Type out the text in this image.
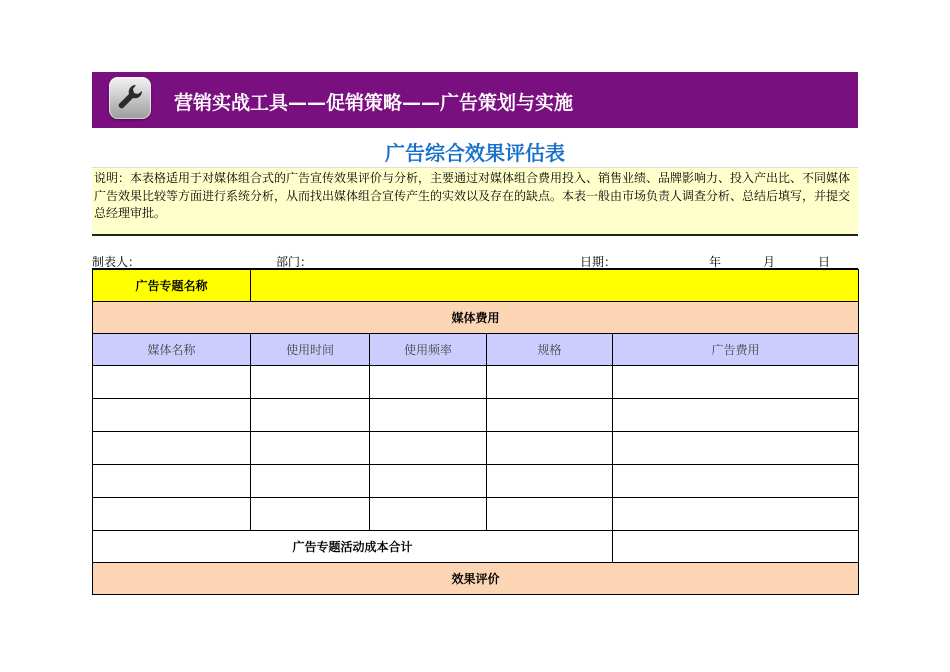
营销实战工具——促销策略——广告策划与实施
广告综合效果评估表
说明：本表格适用于对媒体组合式的广告宣传效果评价与分析，主要通过对媒体组合费用投入、销售业绩、品牌影响力、投入产出比、不同媒体广告效果比较等方面进行系统分析，从而找出媒体组合宣传产生的实效以及存在的缺点。本表一般由市场负责人调查分析、总结后填写，并提交总经理审批。
制表人：	部门：	日期：	年	月	日
广告专题名称				
媒体费用				
媒体名称	使用时间	使用频率	规格	广告费用

广告专题活动成本合计				
效果评价				
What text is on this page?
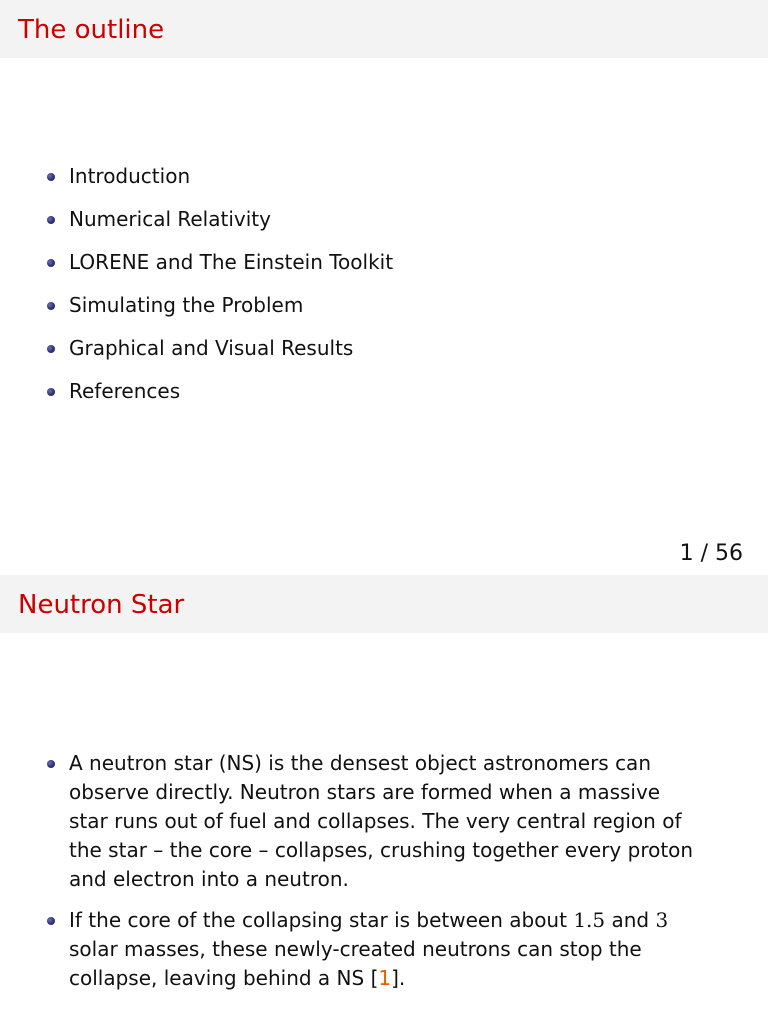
The outline
Introduction
Numerical Relativity
LORENE and The Einstein Toolkit
Simulating the Problem
Graphical and Visual Results
References
1 / 56
Neutron Star
A neutron star (NS) is the densest object astronomers can observe directly. Neutron stars are formed when a massive star runs out of fuel and collapses. The very central region of the star – the core – collapses, crushing together every proton and electron into a neutron.
If the core of the collapsing star is between about 1.5 and 3 solar masses, these newly-created neutrons can stop the collapse, leaving behind a NS [1].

§ §

### GIVEN TASK:
All the records above need to be given again word for word. Skip the pictures.

### THE ANSWER:
Type out the text in this image.
营销实战工具——促销策略——广告策划与实施
广告综合效果评估表
说明：本表格适用于对媒体组合式的广告宣传效果评价与分析，主要通过对媒体组合费用投入、销售业绩、品牌影响力、投入产出比、不同媒体广告效果比较等方面进行系统分析，从而找出媒体组合宣传产生的实效以及存在的缺点。本表一般由市场负责人调查分析、总结后填写，并提交总经理审批。
制表人：	部门：	日期：	年	月	日
广告专题名称				
媒体费用				
媒体名称	使用时间	使用频率	规格	广告费用

广告专题活动成本合计				
效果评价				
What text is on this page?
The outline
Introduction
Numerical Relativity
LORENE and The Einstein Toolkit
Simulating the Problem
Graphical and Visual Results
References
1 / 56
Neutron Star
A neutron star (NS) is the densest object astronomers can observe directly. Neutron stars are formed when a massive star runs out of fuel and collapses. The very central region of the star – the core – collapses, crushing together every proton and electron into a neutron.
If the core of the collapsing star is between about 1.5 and 3 solar masses, these newly-created neutrons can stop the collapse, leaving behind a NS [1].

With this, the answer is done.